*The problem*: Select every line below containing the word "JSON".

*Dataset excerpts*:
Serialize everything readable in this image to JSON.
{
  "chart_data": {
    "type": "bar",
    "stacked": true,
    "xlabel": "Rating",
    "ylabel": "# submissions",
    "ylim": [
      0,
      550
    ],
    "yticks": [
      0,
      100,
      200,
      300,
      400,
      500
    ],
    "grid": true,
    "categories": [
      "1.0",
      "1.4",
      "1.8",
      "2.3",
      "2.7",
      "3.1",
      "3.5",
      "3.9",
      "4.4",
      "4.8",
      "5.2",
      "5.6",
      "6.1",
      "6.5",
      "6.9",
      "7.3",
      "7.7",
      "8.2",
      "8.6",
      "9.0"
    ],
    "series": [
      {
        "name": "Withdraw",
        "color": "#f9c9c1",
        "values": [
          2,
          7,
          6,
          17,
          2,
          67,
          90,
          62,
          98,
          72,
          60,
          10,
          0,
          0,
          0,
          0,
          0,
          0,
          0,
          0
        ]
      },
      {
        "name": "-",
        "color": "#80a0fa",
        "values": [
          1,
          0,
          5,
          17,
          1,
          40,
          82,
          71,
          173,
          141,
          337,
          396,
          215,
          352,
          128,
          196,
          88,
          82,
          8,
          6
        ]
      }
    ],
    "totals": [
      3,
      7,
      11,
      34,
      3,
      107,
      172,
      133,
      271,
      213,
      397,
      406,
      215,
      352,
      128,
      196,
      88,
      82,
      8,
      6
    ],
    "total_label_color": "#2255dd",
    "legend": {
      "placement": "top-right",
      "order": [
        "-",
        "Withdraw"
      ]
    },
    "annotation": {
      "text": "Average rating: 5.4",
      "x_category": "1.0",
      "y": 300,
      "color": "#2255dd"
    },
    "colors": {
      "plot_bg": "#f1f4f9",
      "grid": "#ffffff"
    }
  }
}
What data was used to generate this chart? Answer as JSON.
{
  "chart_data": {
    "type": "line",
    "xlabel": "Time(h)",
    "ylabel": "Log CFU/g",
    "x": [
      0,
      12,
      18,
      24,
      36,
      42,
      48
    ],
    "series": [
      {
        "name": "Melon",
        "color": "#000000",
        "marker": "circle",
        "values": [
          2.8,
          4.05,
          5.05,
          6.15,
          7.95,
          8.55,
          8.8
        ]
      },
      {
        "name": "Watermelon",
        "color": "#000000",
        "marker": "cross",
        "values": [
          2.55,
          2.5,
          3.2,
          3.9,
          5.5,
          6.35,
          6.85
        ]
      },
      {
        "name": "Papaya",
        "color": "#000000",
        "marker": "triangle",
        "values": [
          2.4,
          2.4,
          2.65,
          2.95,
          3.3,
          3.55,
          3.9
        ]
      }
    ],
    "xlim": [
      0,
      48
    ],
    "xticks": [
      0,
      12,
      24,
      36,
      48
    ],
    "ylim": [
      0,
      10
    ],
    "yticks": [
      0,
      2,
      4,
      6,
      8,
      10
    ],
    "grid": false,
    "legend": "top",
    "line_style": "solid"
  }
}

*Solution to this problem*:
Serialize everything readable in this image to JSON.
What data was used to generate this chart? Answer as JSON.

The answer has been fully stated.